(Figure collection entries)
******

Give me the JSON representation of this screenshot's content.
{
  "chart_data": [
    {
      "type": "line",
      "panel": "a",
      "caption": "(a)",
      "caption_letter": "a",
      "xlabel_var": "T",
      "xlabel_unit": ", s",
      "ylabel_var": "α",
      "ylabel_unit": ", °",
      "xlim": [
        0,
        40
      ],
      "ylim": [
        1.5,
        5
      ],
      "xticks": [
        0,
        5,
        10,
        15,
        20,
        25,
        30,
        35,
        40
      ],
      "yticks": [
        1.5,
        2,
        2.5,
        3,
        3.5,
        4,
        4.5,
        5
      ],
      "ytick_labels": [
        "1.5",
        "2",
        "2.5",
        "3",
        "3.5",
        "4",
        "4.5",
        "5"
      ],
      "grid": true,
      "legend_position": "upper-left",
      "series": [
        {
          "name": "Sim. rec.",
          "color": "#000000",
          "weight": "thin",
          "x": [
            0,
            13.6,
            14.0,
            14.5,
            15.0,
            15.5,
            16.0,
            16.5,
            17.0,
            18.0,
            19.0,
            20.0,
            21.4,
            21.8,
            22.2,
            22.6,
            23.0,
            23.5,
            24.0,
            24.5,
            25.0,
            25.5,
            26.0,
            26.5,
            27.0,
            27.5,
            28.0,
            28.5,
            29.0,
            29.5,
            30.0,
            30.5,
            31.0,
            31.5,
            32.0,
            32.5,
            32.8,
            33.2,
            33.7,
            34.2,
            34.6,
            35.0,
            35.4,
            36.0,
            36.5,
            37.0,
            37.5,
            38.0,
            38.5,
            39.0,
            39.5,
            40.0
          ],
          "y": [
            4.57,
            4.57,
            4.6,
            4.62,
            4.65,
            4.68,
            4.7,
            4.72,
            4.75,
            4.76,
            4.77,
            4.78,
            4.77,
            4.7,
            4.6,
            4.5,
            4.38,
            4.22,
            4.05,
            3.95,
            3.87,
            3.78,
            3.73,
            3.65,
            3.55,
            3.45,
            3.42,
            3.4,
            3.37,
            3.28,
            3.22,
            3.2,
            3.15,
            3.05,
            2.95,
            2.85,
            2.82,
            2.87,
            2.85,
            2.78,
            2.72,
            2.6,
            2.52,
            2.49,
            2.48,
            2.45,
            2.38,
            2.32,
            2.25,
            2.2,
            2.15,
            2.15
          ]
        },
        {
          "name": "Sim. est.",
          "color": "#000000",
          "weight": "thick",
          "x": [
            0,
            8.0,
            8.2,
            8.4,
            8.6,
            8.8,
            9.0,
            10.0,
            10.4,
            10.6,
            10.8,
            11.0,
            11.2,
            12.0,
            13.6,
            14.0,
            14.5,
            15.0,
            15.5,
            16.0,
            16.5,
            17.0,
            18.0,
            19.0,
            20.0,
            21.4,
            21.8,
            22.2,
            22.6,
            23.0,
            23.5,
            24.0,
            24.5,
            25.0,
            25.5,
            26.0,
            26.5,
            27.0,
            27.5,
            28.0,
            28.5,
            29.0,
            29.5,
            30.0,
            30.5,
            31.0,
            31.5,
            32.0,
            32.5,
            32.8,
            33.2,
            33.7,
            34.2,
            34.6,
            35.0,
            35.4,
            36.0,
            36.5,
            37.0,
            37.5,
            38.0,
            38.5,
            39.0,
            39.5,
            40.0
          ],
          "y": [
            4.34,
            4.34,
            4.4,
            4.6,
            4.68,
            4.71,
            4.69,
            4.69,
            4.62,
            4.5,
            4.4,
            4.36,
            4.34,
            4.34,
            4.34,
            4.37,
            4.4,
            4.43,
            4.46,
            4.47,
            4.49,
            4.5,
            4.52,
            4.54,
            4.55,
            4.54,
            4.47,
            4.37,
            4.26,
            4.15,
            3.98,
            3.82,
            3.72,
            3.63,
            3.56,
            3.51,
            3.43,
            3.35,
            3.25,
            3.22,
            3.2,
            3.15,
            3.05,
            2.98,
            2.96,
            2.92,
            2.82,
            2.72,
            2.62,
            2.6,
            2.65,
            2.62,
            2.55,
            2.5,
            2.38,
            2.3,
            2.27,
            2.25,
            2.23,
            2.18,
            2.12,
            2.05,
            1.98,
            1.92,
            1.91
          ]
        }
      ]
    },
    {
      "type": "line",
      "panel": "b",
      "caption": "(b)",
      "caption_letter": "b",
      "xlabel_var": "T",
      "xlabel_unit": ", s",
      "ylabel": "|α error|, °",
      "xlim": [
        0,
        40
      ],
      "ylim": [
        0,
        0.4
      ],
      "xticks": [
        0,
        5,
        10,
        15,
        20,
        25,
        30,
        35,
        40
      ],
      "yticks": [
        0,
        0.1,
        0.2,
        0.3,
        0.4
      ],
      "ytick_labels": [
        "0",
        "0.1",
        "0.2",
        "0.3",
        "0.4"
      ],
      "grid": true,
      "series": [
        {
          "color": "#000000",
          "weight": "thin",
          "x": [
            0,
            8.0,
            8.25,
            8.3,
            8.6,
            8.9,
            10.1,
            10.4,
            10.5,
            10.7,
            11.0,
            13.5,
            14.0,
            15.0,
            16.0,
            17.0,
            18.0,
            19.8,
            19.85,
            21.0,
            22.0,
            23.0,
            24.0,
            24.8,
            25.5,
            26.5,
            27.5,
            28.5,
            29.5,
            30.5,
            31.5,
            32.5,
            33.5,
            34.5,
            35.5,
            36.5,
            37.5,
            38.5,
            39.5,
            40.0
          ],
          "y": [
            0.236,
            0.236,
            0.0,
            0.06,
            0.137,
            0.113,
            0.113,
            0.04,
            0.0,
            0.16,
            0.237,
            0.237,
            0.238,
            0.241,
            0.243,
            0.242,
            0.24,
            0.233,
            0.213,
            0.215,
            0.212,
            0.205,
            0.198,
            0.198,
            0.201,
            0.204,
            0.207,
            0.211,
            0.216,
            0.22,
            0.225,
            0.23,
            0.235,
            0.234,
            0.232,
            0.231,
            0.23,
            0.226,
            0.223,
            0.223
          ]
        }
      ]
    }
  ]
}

******

AIM OF THE TASK: Retype the material above, line by line, exactly.

FINAL ANSWER:
Give me the JSON representation of this screenshot's content.
{
  "chart_data": [
    {
      "type": "line",
      "panel": "a",
      "caption": "(a)",
      "caption_letter": "a",
      "xlabel_var": "T",
      "xlabel_unit": ", s",
      "ylabel_var": "α",
      "ylabel_unit": ", °",
      "xlim": [
        0,
        40
      ],
      "ylim": [
        1.5,
        5
      ],
      "xticks": [
        0,
        5,
        10,
        15,
        20,
        25,
        30,
        35,
        40
      ],
      "yticks": [
        1.5,
        2,
        2.5,
        3,
        3.5,
        4,
        4.5,
        5
      ],
      "ytick_labels": [
        "1.5",
        "2",
        "2.5",
        "3",
        "3.5",
        "4",
        "4.5",
        "5"
      ],
      "grid": true,
      "legend_position": "upper-left",
      "series": [
        {
          "name": "Sim. rec.",
          "color": "#000000",
          "weight": "thin",
          "x": [
            0,
            13.6,
            14.0,
            14.5,
            15.0,
            15.5,
            16.0,
            16.5,
            17.0,
            18.0,
            19.0,
            20.0,
            21.4,
            21.8,
            22.2,
            22.6,
            23.0,
            23.5,
            24.0,
            24.5,
            25.0,
            25.5,
            26.0,
            26.5,
            27.0,
            27.5,
            28.0,
            28.5,
            29.0,
            29.5,
            30.0,
            30.5,
            31.0,
            31.5,
            32.0,
            32.5,
            32.8,
            33.2,
            33.7,
            34.2,
            34.6,
            35.0,
            35.4,
            36.0,
            36.5,
            37.0,
            37.5,
            38.0,
            38.5,
            39.0,
            39.5,
            40.0
          ],
          "y": [
            4.57,
            4.57,
            4.6,
            4.62,
            4.65,
            4.68,
            4.7,
            4.72,
            4.75,
            4.76,
            4.77,
            4.78,
            4.77,
            4.7,
            4.6,
            4.5,
            4.38,
            4.22,
            4.05,
            3.95,
            3.87,
            3.78,
            3.73,
            3.65,
            3.55,
            3.45,
            3.42,
            3.4,
            3.37,
            3.28,
            3.22,
            3.2,
            3.15,
            3.05,
            2.95,
            2.85,
            2.82,
            2.87,
            2.85,
            2.78,
            2.72,
            2.6,
            2.52,
            2.49,
            2.48,
            2.45,
            2.38,
            2.32,
            2.25,
            2.2,
            2.15,
            2.15
          ]
        },
        {
          "name": "Sim. est.",
          "color": "#000000",
          "weight": "thick",
          "x": [
            0,
            8.0,
            8.2,
            8.4,
            8.6,
            8.8,
            9.0,
            10.0,
            10.4,
            10.6,
            10.8,
            11.0,
            11.2,
            12.0,
            13.6,
            14.0,
            14.5,
            15.0,
            15.5,
            16.0,
            16.5,
            17.0,
            18.0,
            19.0,
            20.0,
            21.4,
            21.8,
            22.2,
            22.6,
            23.0,
            23.5,
            24.0,
            24.5,
            25.0,
            25.5,
            26.0,
            26.5,
            27.0,
            27.5,
            28.0,
            28.5,
            29.0,
            29.5,
            30.0,
            30.5,
            31.0,
            31.5,
            32.0,
            32.5,
            32.8,
            33.2,
            33.7,
            34.2,
            34.6,
            35.0,
            35.4,
            36.0,
            36.5,
            37.0,
            37.5,
            38.0,
            38.5,
            39.0,
            39.5,
            40.0
          ],
          "y": [
            4.34,
            4.34,
            4.4,
            4.6,
            4.68,
            4.71,
            4.69,
            4.69,
            4.62,
            4.5,
            4.4,
            4.36,
            4.34,
            4.34,
            4.34,
            4.37,
            4.4,
            4.43,
            4.46,
            4.47,
            4.49,
            4.5,
            4.52,
            4.54,
            4.55,
            4.54,
            4.47,
            4.37,
            4.26,
            4.15,
            3.98,
            3.82,
            3.72,
            3.63,
            3.56,
            3.51,
            3.43,
            3.35,
            3.25,
            3.22,
            3.2,
            3.15,
            3.05,
            2.98,
            2.96,
            2.92,
            2.82,
            2.72,
            2.62,
            2.6,
            2.65,
            2.62,
            2.55,
            2.5,
            2.38,
            2.3,
            2.27,
            2.25,
            2.23,
            2.18,
            2.12,
            2.05,
            1.98,
            1.92,
            1.91
          ]
        }
      ]
    },
    {
      "type": "line",
      "panel": "b",
      "caption": "(b)",
      "caption_letter": "b",
      "xlabel_var": "T",
      "xlabel_unit": ", s",
      "ylabel": "|α error|, °",
      "xlim": [
        0,
        40
      ],
      "ylim": [
        0,
        0.4
      ],
      "xticks": [
        0,
        5,
        10,
        15,
        20,
        25,
        30,
        35,
        40
      ],
      "yticks": [
        0,
        0.1,
        0.2,
        0.3,
        0.4
      ],
      "ytick_labels": [
        "0",
        "0.1",
        "0.2",
        "0.3",
        "0.4"
      ],
      "grid": true,
      "series": [
        {
          "color": "#000000",
          "weight": "thin",
          "x": [
            0,
            8.0,
            8.25,
            8.3,
            8.6,
            8.9,
            10.1,
            10.4,
            10.5,
            10.7,
            11.0,
            13.5,
            14.0,
            15.0,
            16.0,
            17.0,
            18.0,
            19.8,
            19.85,
            21.0,
            22.0,
            23.0,
            24.0,
            24.8,
            25.5,
            26.5,
            27.5,
            28.5,
            29.5,
            30.5,
            31.5,
            32.5,
            33.5,
            34.5,
            35.5,
            36.5,
            37.5,
            38.5,
            39.5,
            40.0
          ],
          "y": [
            0.236,
            0.236,
            0.0,
            0.06,
            0.137,
            0.113,
            0.113,
            0.04,
            0.0,
            0.16,
            0.237,
            0.237,
            0.238,
            0.241,
            0.243,
            0.242,
            0.24,
            0.233,
            0.213,
            0.215,
            0.212,
            0.205,
            0.198,
            0.198,
            0.201,
            0.204,
            0.207,
            0.211,
            0.216,
            0.22,
            0.225,
            0.23,
            0.235,
            0.234,
            0.232,
            0.231,
            0.23,
            0.226,
            0.223,
            0.223
          ]
        }
      ]
    }
  ]
}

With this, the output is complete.